WHAT IS BEING ASKED: Skip the images. Copy the records exactly as written.
★ ★ ★ ★
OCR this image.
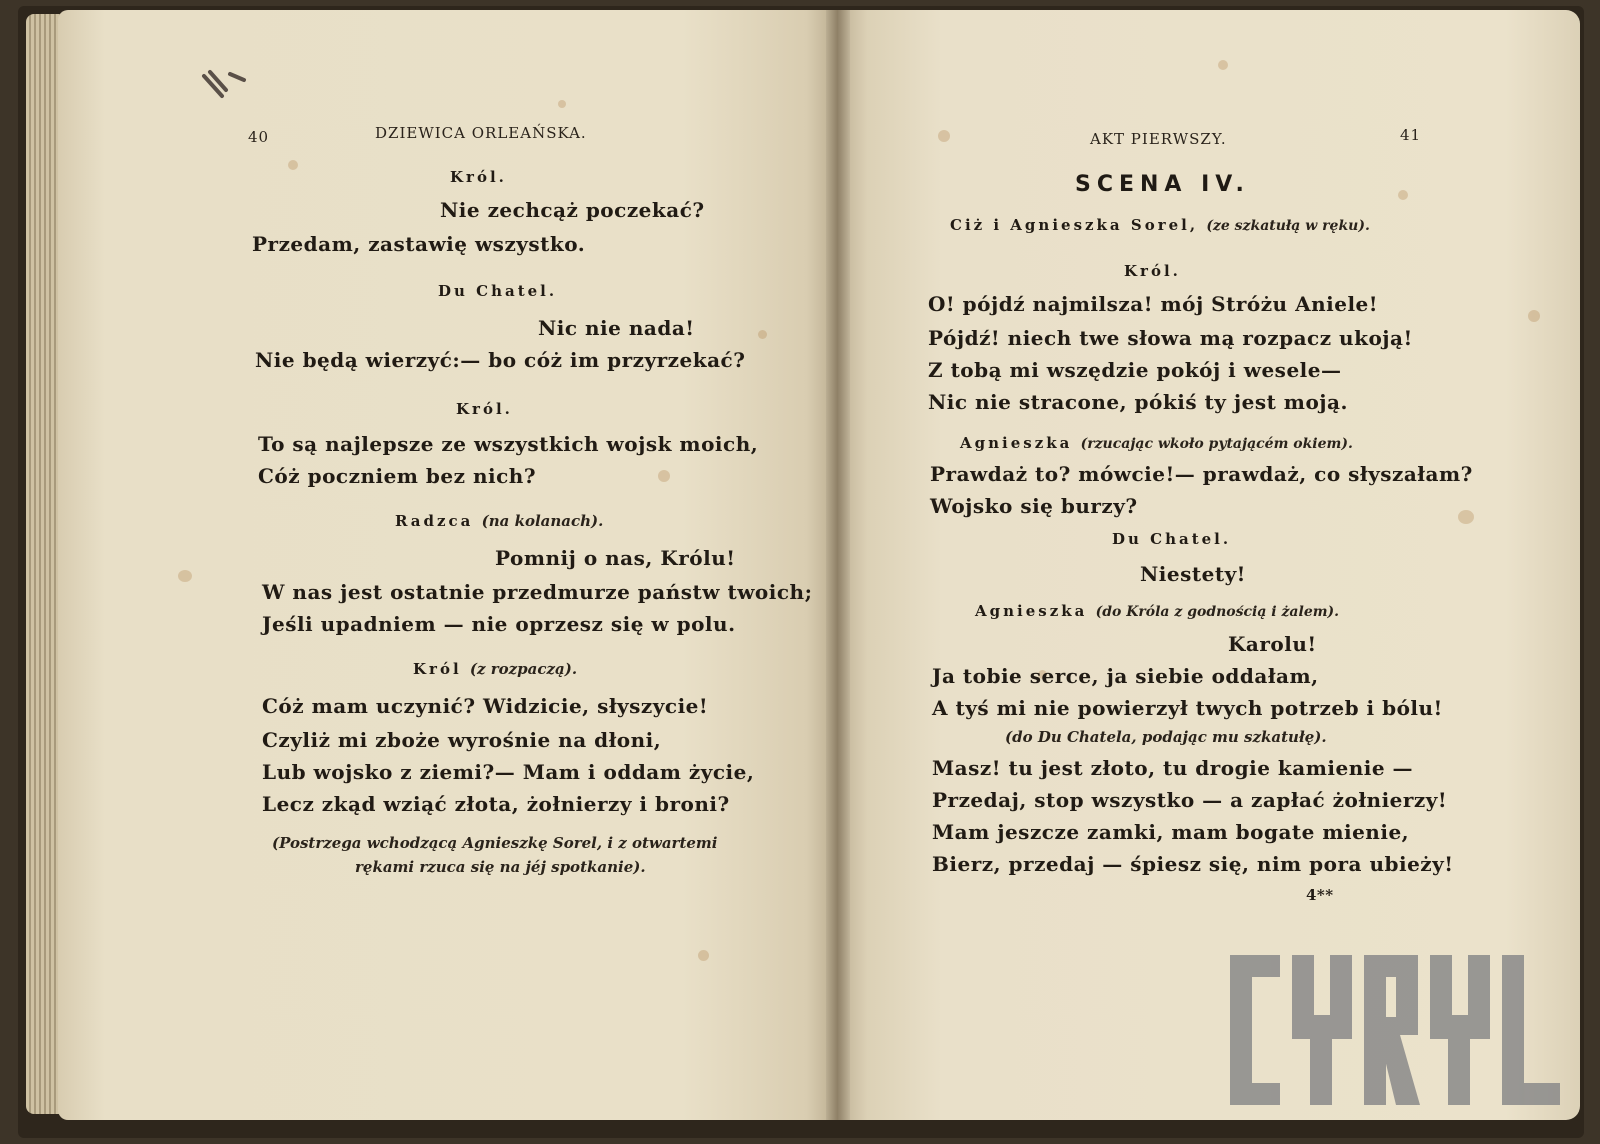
40	DZIEWICA ORLEAŃSKA.
Król.
Nie zechcąż poczekać?
Przedam, zastawię wszystko.
Du Chatel.
Nic nie nada!
Nie będą wierzyć:— bo cóż im przyrzekać?
Król.
To są najlepsze ze wszystkich wojsk moich,
Cóż poczniem bez nich?
Radzca (na kolanach).
Pomnij o nas, Królu!
W nas jest ostatnie przedmurze państw twoich;
Jeśli upadniem — nie oprzesz się w polu.
Król (z rozpaczą).
Cóż mam uczynić? Widzicie, słyszycie!
Czyliż mi zboże wyrośnie na dłoni,
Lub wojsko z ziemi?— Mam i oddam życie,
Lecz zkąd wziąć złota, żołnierzy i broni?
(Postrzega wchodzącą Agnieszkę Sorel, i z otwartemi
rękami rzuca się na jéj spotkanie).
AKT PIERWSZY.	41
SCENA IV.
Ciż i Agnieszka Sorel, (ze szkatułą w ręku).
Król.
O! pójdź najmilsza! mój Stróżu Aniele!
Pójdź! niech twe słowa mą rozpacz ukoją!
Z tobą mi wszędzie pokój i wesele—
Nic nie stracone, pókiś ty jest moją.
Agnieszka (rzucając wkoło pytającém okiem).
Prawdaż to? mówcie!— prawdaż, co słyszałam?
Wojsko się burzy?
Du Chatel.
Niestety!
Agnieszka (do Króla z godnością i żalem).
Karolu!
Ja tobie serce, ja siebie oddałam,
A tyś mi nie powierzył twych potrzeb i bólu!
(do Du Chatela, podając mu szkatułę).
Masz! tu jest złoto, tu drogie kamienie —
Przedaj, stop wszystko — a zapłać żołnierzy!
Mam jeszcze zamki, mam bogate mienie,
Bierz, przedaj — śpiesz się, nim pora ubieży!
4**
★ ★ ★ ★
RESPONSE:
OCR this image.
40	DZIEWICA ORLEAŃSKA.
Król.
Nie zechcąż poczekać?
Przedam, zastawię wszystko.
Du Chatel.
Nic nie nada!
Nie będą wierzyć:— bo cóż im przyrzekać?
Król.
To są najlepsze ze wszystkich wojsk moich,
Cóż poczniem bez nich?
Radzca (na kolanach).
Pomnij o nas, Królu!
W nas jest ostatnie przedmurze państw twoich;
Jeśli upadniem — nie oprzesz się w polu.
Król (z rozpaczą).
Cóż mam uczynić? Widzicie, słyszycie!
Czyliż mi zboże wyrośnie na dłoni,
Lub wojsko z ziemi?— Mam i oddam życie,
Lecz zkąd wziąć złota, żołnierzy i broni?
(Postrzega wchodzącą Agnieszkę Sorel, i z otwartemi
rękami rzuca się na jéj spotkanie).
AKT PIERWSZY.	41
SCENA IV.
Ciż i Agnieszka Sorel, (ze szkatułą w ręku).
Król.
O! pójdź najmilsza! mój Stróżu Aniele!
Pójdź! niech twe słowa mą rozpacz ukoją!
Z tobą mi wszędzie pokój i wesele—
Nic nie stracone, pókiś ty jest moją.
Agnieszka (rzucając wkoło pytającém okiem).
Prawdaż to? mówcie!— prawdaż, co słyszałam?
Wojsko się burzy?
Du Chatel.
Niestety!
Agnieszka (do Króla z godnością i żalem).
Karolu!
Ja tobie serce, ja siebie oddałam,
A tyś mi nie powierzył twych potrzeb i bólu!
(do Du Chatela, podając mu szkatułę).
Masz! tu jest złoto, tu drogie kamienie —
Przedaj, stop wszystko — a zapłać żołnierzy!
Mam jeszcze zamki, mam bogate mienie,
Bierz, przedaj — śpiesz się, nim pora ubieży!
4**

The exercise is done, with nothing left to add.